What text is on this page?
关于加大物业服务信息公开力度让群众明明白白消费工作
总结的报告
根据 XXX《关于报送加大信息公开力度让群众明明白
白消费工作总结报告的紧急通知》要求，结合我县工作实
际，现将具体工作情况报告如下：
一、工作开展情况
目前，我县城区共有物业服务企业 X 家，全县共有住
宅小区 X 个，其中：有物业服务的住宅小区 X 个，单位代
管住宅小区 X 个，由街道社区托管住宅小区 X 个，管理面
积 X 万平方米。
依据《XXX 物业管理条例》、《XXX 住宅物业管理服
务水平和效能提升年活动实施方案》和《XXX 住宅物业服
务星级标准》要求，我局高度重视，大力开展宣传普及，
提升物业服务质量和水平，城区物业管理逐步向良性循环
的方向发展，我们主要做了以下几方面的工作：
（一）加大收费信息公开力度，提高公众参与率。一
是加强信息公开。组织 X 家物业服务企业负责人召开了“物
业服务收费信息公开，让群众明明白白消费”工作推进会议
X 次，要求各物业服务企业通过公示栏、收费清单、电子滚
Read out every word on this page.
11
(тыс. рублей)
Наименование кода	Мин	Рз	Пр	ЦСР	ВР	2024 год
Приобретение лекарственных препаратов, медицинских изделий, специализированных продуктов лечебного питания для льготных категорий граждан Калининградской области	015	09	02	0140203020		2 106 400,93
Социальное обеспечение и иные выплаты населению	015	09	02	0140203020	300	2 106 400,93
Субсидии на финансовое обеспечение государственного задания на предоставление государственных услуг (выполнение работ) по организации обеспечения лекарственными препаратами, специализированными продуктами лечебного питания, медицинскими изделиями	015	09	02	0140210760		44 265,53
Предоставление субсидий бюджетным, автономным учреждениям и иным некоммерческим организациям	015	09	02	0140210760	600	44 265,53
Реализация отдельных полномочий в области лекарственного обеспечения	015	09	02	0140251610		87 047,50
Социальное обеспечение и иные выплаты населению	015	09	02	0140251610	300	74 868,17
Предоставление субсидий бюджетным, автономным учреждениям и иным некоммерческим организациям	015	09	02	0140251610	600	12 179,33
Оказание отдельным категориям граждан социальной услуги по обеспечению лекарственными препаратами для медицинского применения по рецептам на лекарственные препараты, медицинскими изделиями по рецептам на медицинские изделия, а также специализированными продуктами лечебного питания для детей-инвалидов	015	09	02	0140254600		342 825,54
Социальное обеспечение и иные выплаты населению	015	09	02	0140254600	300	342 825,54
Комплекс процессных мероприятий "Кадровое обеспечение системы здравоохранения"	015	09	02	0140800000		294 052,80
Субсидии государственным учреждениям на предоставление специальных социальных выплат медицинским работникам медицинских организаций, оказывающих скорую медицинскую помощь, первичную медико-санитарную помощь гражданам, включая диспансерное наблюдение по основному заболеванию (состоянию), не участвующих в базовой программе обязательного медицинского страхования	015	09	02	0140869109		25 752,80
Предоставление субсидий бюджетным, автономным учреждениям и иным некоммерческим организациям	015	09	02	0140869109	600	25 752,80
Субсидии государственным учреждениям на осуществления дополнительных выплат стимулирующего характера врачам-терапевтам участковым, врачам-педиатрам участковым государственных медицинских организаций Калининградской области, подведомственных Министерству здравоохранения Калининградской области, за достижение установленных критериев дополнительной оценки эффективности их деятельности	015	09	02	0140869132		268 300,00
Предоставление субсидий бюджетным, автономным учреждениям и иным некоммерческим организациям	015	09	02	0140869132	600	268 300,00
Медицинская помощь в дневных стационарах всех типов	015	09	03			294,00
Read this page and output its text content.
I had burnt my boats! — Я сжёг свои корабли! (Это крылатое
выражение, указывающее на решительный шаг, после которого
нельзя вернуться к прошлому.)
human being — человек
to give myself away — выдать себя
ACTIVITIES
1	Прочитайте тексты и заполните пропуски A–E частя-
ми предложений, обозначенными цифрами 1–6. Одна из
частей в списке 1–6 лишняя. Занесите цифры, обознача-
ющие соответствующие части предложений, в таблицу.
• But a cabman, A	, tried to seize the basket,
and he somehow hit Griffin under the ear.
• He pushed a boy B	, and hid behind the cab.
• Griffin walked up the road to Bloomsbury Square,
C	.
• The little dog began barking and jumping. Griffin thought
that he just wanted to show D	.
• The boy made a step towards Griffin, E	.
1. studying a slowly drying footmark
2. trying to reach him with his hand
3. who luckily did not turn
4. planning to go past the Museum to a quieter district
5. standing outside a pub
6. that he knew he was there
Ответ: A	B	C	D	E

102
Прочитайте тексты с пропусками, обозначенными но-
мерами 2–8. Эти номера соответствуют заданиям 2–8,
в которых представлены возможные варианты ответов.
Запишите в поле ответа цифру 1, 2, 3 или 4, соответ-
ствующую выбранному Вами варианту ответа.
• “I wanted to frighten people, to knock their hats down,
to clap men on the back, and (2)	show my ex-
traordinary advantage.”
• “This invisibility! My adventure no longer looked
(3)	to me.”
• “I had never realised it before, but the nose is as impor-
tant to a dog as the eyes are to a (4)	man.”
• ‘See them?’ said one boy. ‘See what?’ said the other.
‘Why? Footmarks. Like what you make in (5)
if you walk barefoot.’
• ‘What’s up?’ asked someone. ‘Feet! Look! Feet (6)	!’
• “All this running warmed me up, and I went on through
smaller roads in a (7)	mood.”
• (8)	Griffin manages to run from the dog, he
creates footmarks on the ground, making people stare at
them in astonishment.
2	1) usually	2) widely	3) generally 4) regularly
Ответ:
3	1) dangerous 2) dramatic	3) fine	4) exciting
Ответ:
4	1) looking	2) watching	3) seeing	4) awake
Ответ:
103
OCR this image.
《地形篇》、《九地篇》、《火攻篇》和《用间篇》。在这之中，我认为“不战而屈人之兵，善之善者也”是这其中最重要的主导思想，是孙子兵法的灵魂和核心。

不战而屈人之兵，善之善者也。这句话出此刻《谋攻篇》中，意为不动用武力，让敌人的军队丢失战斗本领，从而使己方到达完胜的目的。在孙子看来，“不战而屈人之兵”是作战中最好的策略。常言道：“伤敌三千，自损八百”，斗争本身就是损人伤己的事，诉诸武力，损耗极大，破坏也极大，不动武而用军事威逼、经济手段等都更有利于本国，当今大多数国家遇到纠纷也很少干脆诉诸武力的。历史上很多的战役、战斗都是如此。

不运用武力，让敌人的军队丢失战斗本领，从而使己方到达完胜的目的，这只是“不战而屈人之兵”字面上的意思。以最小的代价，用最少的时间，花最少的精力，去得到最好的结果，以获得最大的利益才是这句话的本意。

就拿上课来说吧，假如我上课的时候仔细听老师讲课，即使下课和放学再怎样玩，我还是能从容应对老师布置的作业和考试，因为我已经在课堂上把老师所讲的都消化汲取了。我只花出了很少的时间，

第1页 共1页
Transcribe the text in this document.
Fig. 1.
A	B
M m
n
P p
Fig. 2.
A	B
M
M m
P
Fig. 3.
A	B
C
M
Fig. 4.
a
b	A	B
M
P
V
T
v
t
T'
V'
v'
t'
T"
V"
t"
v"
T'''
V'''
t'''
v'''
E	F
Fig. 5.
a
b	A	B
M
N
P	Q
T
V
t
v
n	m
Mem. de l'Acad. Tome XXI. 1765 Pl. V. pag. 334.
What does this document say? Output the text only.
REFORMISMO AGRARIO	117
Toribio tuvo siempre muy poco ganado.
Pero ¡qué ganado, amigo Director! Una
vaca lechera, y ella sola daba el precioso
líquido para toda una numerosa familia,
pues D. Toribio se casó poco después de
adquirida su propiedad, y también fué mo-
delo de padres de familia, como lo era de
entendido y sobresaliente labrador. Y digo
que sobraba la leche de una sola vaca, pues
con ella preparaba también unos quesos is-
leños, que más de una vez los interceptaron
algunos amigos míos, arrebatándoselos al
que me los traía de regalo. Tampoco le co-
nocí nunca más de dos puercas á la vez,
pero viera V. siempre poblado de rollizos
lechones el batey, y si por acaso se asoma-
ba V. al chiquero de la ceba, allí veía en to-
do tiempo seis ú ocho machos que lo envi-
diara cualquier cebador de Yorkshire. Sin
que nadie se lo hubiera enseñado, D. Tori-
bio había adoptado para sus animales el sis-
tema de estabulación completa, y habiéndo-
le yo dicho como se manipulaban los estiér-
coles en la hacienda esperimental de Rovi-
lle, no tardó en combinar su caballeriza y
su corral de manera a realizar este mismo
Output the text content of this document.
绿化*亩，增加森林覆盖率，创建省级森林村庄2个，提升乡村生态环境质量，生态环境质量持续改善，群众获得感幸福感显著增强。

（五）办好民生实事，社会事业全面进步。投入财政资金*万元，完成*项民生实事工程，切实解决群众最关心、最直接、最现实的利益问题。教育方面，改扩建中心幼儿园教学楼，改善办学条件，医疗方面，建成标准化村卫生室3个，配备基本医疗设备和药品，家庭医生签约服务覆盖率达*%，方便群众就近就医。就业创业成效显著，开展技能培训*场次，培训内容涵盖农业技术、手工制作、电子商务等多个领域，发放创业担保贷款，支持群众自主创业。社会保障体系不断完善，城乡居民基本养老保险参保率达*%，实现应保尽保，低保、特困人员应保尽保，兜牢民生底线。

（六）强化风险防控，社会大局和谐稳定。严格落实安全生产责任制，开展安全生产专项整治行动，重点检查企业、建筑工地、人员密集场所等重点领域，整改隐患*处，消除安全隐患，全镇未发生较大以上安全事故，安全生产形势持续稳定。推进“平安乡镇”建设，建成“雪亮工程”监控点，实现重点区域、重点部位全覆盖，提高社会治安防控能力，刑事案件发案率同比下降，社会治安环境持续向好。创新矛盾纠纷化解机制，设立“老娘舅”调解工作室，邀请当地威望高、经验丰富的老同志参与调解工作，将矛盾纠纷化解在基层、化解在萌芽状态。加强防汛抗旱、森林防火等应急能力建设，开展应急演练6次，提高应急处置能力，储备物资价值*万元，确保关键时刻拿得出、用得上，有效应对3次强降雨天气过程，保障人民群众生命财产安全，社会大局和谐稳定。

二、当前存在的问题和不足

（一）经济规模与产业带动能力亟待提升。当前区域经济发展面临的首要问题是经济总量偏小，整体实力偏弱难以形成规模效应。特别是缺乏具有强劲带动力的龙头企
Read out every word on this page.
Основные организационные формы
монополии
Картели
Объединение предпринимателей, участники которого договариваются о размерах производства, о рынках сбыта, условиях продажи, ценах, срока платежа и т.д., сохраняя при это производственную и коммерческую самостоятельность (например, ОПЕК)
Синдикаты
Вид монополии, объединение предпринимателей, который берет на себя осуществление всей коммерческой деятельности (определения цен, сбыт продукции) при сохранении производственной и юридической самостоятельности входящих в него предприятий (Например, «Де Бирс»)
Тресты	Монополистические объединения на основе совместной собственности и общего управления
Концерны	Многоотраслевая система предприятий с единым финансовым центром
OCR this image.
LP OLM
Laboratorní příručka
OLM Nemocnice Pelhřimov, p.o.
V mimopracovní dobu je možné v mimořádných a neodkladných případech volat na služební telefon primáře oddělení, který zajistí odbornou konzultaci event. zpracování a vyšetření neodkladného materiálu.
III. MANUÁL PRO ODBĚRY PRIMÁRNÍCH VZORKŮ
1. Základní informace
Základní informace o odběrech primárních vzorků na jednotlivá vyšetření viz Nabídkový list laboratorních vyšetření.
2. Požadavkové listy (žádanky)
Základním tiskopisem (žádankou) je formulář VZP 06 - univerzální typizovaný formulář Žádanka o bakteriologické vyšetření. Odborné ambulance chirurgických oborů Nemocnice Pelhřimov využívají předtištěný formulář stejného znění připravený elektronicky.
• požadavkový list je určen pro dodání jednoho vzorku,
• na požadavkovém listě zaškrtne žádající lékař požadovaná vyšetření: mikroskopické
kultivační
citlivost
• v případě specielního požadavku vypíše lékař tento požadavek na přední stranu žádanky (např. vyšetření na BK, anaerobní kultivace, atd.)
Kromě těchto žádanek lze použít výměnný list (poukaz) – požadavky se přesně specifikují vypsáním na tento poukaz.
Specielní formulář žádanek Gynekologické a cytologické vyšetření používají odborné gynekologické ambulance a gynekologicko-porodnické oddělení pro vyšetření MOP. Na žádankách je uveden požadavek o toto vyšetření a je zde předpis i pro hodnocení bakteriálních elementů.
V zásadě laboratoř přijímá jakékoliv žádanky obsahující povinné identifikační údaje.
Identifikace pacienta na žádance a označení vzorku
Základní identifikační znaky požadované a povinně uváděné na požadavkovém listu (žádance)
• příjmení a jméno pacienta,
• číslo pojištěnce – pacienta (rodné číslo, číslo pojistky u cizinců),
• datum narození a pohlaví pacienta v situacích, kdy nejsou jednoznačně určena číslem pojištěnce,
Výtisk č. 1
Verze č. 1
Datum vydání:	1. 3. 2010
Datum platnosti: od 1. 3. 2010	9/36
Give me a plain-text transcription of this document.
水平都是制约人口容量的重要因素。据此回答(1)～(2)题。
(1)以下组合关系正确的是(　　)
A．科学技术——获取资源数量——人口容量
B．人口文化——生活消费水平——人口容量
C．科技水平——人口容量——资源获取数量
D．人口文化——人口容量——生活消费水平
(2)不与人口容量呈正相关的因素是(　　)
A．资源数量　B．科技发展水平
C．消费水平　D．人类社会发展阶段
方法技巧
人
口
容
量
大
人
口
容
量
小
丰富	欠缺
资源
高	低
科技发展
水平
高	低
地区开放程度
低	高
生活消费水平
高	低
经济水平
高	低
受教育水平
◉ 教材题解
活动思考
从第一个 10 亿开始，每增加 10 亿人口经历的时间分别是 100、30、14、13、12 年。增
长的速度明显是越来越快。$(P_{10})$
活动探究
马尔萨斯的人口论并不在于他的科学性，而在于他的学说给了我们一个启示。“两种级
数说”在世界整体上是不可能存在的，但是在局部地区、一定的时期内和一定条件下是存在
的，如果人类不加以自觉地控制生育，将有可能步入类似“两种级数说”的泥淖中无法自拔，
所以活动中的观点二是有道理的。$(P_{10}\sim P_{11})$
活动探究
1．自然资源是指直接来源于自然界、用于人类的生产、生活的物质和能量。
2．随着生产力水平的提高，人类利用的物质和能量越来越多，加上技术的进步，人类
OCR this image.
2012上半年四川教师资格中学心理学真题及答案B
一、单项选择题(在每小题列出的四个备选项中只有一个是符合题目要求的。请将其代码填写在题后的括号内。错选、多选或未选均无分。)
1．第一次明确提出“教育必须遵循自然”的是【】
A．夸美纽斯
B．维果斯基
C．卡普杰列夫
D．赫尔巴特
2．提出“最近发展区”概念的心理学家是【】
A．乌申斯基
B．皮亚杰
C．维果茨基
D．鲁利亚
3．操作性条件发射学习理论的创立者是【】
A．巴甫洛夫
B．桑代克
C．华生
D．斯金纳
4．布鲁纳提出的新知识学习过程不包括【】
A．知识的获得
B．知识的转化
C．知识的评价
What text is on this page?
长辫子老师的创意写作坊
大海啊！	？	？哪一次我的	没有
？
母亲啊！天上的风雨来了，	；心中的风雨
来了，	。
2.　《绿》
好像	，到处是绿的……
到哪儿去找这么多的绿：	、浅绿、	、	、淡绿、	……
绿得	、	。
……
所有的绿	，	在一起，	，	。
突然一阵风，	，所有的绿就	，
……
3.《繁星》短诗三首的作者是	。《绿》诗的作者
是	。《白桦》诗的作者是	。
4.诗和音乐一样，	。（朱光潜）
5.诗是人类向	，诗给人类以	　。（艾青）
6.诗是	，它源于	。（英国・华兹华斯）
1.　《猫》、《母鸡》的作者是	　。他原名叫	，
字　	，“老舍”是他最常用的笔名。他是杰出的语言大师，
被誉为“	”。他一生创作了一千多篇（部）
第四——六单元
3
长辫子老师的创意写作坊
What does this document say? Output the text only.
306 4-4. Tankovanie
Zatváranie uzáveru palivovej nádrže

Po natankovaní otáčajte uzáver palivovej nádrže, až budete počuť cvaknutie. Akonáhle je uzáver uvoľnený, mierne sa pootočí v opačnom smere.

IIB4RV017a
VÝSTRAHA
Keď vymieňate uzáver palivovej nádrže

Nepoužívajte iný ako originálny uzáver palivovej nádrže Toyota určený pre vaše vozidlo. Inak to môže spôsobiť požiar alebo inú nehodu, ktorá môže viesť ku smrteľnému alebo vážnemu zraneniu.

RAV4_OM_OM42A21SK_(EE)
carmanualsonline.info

------

**GOAL OF THE EXERCISE**
Copy each line above that contains the string "sola".

**ANSWER BELOW**
vaca lechera, y ella sola daba el precioso
que sobraba la leche de una sola vaca, pues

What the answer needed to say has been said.